### ENTRIES ###

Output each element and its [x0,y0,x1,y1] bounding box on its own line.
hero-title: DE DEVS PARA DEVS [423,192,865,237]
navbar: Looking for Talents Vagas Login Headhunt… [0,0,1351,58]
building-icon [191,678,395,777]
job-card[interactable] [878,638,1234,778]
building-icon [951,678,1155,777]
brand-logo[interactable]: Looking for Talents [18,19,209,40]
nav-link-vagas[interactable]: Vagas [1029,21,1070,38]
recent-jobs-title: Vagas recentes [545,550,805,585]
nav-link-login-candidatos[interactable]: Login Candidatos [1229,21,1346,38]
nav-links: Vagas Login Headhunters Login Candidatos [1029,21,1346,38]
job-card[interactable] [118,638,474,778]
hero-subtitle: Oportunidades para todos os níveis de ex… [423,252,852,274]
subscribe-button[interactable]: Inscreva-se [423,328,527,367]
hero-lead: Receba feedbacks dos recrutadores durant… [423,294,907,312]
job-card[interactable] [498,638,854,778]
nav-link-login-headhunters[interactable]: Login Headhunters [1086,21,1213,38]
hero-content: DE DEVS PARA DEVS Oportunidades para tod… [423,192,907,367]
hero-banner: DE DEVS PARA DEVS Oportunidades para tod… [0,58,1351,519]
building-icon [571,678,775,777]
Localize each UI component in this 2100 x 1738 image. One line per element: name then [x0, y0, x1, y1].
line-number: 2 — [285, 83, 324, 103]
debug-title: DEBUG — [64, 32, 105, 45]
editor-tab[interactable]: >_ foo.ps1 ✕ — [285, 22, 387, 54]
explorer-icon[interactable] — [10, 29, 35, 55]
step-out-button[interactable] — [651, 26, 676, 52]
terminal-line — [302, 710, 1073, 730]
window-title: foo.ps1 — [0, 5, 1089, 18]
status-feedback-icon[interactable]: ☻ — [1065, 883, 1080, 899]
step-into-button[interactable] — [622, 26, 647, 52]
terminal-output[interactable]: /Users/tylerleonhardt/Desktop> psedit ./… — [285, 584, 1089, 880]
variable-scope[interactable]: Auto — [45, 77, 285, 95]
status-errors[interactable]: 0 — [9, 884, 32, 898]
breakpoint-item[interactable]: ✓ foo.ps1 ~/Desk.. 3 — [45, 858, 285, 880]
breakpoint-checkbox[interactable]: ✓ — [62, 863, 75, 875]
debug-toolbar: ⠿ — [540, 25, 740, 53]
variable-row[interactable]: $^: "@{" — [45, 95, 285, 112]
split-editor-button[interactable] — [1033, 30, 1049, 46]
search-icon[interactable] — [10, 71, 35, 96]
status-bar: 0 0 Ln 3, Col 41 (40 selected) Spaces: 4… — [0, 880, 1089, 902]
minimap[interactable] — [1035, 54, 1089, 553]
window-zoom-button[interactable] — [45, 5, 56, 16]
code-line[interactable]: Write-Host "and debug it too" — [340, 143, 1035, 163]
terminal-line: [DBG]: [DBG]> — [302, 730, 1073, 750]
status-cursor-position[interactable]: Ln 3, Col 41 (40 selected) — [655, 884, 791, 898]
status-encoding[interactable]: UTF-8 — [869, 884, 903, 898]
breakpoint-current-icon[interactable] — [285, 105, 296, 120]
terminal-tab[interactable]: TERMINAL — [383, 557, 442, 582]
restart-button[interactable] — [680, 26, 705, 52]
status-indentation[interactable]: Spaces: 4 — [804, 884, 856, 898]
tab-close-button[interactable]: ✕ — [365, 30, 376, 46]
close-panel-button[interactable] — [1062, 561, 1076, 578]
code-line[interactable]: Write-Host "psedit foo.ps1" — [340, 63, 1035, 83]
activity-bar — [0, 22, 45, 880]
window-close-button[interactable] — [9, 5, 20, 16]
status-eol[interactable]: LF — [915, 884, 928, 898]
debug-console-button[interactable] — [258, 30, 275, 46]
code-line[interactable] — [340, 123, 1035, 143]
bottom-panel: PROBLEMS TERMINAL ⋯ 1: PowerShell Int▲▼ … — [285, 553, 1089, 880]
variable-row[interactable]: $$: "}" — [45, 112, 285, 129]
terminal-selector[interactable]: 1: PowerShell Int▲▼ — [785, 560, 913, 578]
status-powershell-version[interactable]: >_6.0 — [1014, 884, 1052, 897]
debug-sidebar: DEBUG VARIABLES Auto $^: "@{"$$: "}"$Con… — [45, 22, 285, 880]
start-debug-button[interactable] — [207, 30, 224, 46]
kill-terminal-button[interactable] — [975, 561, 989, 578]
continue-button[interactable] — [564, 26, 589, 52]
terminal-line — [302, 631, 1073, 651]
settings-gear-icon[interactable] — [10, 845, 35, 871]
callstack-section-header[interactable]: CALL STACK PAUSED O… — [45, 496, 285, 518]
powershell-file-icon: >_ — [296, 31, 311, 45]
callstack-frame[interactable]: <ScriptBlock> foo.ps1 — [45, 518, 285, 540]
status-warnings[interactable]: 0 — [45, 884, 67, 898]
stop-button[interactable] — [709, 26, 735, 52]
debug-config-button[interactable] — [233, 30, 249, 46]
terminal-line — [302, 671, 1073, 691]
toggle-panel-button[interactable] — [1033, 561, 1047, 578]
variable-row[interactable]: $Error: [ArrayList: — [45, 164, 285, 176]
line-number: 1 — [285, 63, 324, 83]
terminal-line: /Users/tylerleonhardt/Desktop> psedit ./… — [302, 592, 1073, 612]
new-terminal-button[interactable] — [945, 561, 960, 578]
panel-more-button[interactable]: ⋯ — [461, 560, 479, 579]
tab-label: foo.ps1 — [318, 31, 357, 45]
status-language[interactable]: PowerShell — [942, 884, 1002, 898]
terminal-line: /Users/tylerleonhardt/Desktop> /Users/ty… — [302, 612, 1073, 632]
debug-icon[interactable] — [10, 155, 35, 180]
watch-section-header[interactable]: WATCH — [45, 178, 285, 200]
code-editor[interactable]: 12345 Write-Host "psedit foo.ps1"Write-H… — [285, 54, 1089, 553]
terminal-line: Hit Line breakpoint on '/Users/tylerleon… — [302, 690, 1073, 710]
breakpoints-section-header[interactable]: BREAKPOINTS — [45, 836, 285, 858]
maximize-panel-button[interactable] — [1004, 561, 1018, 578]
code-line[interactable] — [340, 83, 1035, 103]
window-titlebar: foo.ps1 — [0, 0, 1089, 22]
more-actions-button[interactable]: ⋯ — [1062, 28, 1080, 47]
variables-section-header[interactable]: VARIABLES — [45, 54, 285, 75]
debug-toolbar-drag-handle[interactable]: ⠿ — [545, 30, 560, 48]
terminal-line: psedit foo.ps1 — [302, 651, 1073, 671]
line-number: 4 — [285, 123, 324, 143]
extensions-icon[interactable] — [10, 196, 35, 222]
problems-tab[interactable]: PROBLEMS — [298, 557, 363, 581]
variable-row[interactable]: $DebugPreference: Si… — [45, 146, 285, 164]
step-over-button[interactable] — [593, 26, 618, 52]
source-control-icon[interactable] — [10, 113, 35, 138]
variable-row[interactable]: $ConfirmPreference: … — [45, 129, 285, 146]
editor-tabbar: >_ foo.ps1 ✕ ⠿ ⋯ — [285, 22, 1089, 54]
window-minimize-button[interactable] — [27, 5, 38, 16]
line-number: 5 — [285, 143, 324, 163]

###

- _SHORT EXERCISE_
Transcribe the records word for word, from their first line through the line containing "nav-link-vagas[interactable]: Vagas [1029,21,1070,38]", including that line.

- _OUTPUT OF THE TASK_
Output each element and its [x0,y0,x1,y1] bounding box on its own line.
hero-title: DE DEVS PARA DEVS [423,192,865,237]
navbar: Looking for Talents Vagas Login Headhunt… [0,0,1351,58]
building-icon [191,678,395,777]
job-card[interactable] [878,638,1234,778]
building-icon [951,678,1155,777]
brand-logo[interactable]: Looking for Talents [18,19,209,40]
nav-link-vagas[interactable]: Vagas [1029,21,1070,38]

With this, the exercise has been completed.